→ FRAGMENTO SELECCIONADO

--- --- ---

32. A favor de nuestro sistema de escritura digamos que es eficiente, económico y fácil de enseñar. Una de las razones que tal vez expliquen la desaparición de la lectura de los quipus es que, precisamente, no era para todo el mundo. Estaba reservada a una élite de lectores que gozaban de la exquisita educación que una tarea tan sofisticada y hermosa requería.

33. Ahora bien, lo que ambos paradigmas comparten es cierto carácter metonímico que quizás sea intrínseco a la propia idea de la escritura, independientemente del sistema.

34. Por carácter metonímico me refiero a una cierta inestabilidad del signo, al deseo manifiesto que demuestra el signo de resonar en las vecindades de su rango inmediato de influencia semántica. Y me refiero también al hecho de que la escritura está apuntando constantemente a su exterior, a lo que no es escritura; la escritura siente atracción por los bordes, la escritura se desborda, como queriendo dejar de ser escritura, como queriendo volverse tinta, papel, imagen, voz, sonido, olor, presencia. En definitiva, sea cual sea el sentido o sentidos de percepción, uno lee con toda la historia de su propio cuerpo encima.

35. Aclaremos: no es que el mundo se reduzca al texto. La metáfora del Libro de la Naturaleza no es sino la inversión de un fenómeno que en realidad se produce en el sentido opuesto, es decir, que es el texto el que quiere volverse mundo.

36. Por «conceptuales» que se quieran mostrar, nuestras artes comparten con nuestra escritura el mismo paradigma del Ojo y de la Luz. Esto no significa que sean «retinianas». Al contrario, dan prioridad inicial a la vista pero, poco a poco, van recuperando el resto de los sentidos en el acto de mirar, que es una compleja operación donde intervienen la memoria y la sensibilidad en pleno.

37. Esto quiere decir que al mirar una imagen no hacemos algo muy distinto de lo que hacemos al leer. Vamos removiendo capas, una detrás de otra, hasta que comprobamos que la imagen alude a otras imágenes y, casi de inmediato, como si quisiera dejar de ser imagen, la imagen se desborda hacia los márgenes de la percepción y de la memoria. La imagen también quiere volverse sonido, quiere volverse olor y, en últimas, quiere volverse palabra.

--- --- ---

Entradas de datos
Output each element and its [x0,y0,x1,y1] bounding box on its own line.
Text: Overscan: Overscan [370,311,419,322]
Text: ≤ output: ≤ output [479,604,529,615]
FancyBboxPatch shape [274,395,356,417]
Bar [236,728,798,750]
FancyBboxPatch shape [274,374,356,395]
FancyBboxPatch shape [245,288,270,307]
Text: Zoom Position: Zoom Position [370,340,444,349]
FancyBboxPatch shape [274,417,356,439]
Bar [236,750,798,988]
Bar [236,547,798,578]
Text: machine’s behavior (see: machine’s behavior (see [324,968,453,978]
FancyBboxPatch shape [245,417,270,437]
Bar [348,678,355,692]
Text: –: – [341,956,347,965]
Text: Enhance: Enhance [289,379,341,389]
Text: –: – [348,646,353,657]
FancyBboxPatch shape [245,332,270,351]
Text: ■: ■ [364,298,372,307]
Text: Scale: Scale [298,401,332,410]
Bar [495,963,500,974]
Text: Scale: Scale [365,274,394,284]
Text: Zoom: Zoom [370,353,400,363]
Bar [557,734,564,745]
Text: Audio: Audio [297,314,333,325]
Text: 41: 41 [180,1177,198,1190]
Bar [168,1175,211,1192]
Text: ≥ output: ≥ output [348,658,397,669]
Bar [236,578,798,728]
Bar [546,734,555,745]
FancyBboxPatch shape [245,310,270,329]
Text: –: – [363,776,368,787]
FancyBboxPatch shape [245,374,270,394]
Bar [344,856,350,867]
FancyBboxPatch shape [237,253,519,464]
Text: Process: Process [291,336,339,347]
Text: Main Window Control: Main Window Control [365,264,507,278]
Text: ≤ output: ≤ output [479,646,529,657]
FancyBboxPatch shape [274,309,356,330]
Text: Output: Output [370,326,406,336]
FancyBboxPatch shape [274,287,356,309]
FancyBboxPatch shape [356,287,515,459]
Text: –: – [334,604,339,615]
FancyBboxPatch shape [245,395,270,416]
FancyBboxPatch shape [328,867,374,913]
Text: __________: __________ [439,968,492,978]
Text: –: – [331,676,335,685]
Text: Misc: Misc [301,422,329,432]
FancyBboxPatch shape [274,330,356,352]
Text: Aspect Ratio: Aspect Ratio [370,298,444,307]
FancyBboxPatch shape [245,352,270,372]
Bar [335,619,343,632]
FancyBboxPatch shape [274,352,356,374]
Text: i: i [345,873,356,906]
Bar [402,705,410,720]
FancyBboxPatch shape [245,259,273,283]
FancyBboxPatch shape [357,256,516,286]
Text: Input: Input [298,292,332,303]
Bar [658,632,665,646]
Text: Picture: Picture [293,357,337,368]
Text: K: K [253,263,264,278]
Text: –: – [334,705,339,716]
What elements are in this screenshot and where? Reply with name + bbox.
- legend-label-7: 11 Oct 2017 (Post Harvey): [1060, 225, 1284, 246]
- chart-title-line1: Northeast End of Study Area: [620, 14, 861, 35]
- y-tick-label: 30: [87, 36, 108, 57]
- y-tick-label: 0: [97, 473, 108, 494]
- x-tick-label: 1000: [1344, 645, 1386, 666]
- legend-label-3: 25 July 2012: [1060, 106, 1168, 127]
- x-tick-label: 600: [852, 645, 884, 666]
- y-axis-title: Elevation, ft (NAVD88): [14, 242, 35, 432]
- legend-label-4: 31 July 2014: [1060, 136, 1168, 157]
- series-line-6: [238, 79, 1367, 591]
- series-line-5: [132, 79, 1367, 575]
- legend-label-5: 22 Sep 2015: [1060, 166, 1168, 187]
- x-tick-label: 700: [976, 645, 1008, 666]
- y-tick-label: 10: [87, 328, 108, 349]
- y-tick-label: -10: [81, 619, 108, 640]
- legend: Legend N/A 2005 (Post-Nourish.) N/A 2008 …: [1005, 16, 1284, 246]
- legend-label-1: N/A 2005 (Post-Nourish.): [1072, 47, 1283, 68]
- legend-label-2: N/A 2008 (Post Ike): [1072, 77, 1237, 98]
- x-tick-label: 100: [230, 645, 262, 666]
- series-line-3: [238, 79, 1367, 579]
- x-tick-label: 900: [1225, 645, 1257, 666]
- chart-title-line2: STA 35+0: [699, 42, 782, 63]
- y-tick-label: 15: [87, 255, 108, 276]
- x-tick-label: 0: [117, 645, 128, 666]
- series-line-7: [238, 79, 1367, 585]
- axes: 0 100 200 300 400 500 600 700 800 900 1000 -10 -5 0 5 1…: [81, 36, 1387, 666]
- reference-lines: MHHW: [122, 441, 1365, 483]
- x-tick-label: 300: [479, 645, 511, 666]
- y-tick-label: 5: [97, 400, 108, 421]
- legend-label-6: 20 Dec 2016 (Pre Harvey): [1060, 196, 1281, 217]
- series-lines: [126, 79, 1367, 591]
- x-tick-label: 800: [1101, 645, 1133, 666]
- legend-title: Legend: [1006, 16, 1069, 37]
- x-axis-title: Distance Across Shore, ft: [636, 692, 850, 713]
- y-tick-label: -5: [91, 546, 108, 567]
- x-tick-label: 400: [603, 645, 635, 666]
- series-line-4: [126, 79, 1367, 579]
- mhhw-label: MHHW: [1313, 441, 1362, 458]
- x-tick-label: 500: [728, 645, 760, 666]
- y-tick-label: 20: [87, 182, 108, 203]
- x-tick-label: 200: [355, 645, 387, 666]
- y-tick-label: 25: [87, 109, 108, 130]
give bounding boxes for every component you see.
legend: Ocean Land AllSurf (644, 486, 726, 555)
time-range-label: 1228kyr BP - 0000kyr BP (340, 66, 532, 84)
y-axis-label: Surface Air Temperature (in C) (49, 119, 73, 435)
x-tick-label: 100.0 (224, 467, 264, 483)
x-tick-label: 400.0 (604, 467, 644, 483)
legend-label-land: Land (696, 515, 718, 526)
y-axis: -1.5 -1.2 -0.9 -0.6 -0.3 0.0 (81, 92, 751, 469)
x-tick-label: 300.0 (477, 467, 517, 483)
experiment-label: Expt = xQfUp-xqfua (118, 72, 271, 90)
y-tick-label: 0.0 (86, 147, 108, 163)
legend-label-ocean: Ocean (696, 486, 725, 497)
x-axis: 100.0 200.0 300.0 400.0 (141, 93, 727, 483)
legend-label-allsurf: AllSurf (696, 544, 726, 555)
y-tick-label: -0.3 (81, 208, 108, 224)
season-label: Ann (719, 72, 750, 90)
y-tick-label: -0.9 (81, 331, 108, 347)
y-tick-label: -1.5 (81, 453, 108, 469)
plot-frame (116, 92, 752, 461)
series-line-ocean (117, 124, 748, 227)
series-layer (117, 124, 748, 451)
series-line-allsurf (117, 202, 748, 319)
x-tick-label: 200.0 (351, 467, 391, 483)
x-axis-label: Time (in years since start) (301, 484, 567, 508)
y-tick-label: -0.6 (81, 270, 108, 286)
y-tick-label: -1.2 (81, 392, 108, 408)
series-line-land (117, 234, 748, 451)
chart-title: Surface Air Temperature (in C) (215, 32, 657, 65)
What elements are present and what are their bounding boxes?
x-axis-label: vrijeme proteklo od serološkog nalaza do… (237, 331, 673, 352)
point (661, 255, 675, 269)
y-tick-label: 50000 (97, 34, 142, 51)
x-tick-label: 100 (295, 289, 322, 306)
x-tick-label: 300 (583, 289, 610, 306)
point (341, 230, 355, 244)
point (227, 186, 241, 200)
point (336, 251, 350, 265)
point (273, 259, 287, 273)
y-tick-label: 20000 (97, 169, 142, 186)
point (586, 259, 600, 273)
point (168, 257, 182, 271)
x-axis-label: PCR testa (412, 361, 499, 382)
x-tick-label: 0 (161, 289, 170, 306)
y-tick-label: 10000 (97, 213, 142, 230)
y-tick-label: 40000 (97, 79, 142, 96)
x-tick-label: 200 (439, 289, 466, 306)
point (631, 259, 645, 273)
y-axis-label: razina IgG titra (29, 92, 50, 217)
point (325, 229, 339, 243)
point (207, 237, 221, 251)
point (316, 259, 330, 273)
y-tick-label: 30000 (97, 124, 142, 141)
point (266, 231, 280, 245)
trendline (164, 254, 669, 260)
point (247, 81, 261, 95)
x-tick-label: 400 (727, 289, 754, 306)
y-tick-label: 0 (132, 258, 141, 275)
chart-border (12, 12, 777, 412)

--- --- ---

→ SOBRE LA TAREA
¿Puedes proseguir el ensayo sobre la escritura y la imagen a partir de su última oración?

→ RESPUESTA A CONTINUACIÓN
38.  Según cuenta Georges Didi-Huberman en Pueblos expuestos, pueblos figurantes, fue Walter Benjamin quien «introdujo con maestría la cuestión de la legibilidad de las imágenes, sometiéndolas a un desciframiento concebido no para dar a las palabras la última palabra sobre ellas sino, al contrario, para poner unas y otras en una relación de perturbación recíproca, de cuestionamiento por medio de un vaivén siempre reactivado».

39. Detengámonos un instante en esto de que la palabra no tiene la última palabra sobre la imagen y que, en definitiva, se trata de un juego de perturbaciones mutuas. Tal idea sugeriría que la autonomía de la imagen no depende tanto de su capacidad de «defenderse sola» sino de sus poderes metonímicos para sugerir la intervención de la palabra, de unos discursos que cambian con el tiempo. La imagen verdaderamente autónoma es aquella que nos hace querer imitar su idioma en todas las épocas.

40. Una imagen poderosa es aquella que consigue reinventar su contingencia a través del tiempo.

41. En ese sentido, no es el supuesto espíritu inmortal y eterno de las obras maestras lo que hace que sigamos hablando de ellas. Es su capacidad de atravesar el tiempo, de suscitar eso que Borges, describiendo las virtudes literarias de Pierre Menard, llamaba «la técnica del anacronismo deliberado y las atribuciones erróneas».

42. Las imágenes, al igual que los textos, son nudos ciegos. Nudos ciegos para poder ver más allá, hacia el mundo.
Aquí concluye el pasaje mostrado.